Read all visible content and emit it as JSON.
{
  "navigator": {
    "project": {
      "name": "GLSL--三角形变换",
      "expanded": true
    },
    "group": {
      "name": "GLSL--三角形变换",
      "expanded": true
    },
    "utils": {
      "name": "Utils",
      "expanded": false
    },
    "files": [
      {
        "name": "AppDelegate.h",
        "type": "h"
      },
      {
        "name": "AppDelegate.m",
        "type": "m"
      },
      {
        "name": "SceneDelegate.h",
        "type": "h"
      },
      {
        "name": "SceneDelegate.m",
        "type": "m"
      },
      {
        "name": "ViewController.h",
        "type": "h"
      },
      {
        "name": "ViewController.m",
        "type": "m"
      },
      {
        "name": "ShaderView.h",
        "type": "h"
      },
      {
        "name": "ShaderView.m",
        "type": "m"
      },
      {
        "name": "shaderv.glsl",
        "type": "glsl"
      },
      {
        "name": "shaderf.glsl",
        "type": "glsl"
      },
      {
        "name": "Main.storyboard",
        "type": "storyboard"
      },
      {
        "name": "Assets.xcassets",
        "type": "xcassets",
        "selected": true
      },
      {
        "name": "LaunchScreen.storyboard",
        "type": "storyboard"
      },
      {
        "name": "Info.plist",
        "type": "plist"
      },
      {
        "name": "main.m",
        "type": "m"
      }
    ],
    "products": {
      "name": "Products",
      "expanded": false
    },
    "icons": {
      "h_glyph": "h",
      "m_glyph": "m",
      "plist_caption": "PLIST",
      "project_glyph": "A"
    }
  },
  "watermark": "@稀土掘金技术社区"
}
※
== Task details ==
Give an exact copy of all the data shown above.

== Exercise solution ==
Read all visible content and emit it as JSON.
{
  "navigator": {
    "project": {
      "name": "GLSL--三角形变换",
      "expanded": true
    },
    "group": {
      "name": "GLSL--三角形变换",
      "expanded": true
    },
    "utils": {
      "name": "Utils",
      "expanded": false
    },
    "files": [
      {
        "name": "AppDelegate.h",
        "type": "h"
      },
      {
        "name": "AppDelegate.m",
        "type": "m"
      },
      {
        "name": "SceneDelegate.h",
        "type": "h"
      },
      {
        "name": "SceneDelegate.m",
        "type": "m"
      },
      {
        "name": "ViewController.h",
        "type": "h"
      },
      {
        "name": "ViewController.m",
        "type": "m"
      },
      {
        "name": "ShaderView.h",
        "type": "h"
      },
      {
        "name": "ShaderView.m",
        "type": "m"
      },
      {
        "name": "shaderv.glsl",
        "type": "glsl"
      },
      {
        "name": "shaderf.glsl",
        "type": "glsl"
      },
      {
        "name": "Main.storyboard",
        "type": "storyboard"
      },
      {
        "name": "Assets.xcassets",
        "type": "xcassets",
        "selected": true
      },
      {
        "name": "LaunchScreen.storyboard",
        "type": "storyboard"
      },
      {
        "name": "Info.plist",
        "type": "plist"
      },
      {
        "name": "main.m",
        "type": "m"
      }
    ],
    "products": {
      "name": "Products",
      "expanded": false
    },
    "icons": {
      "h_glyph": "h",
      "m_glyph": "m",
      "plist_caption": "PLIST",
      "project_glyph": "A"
    }
  },
  "watermark": "@稀土掘金技术社区"
}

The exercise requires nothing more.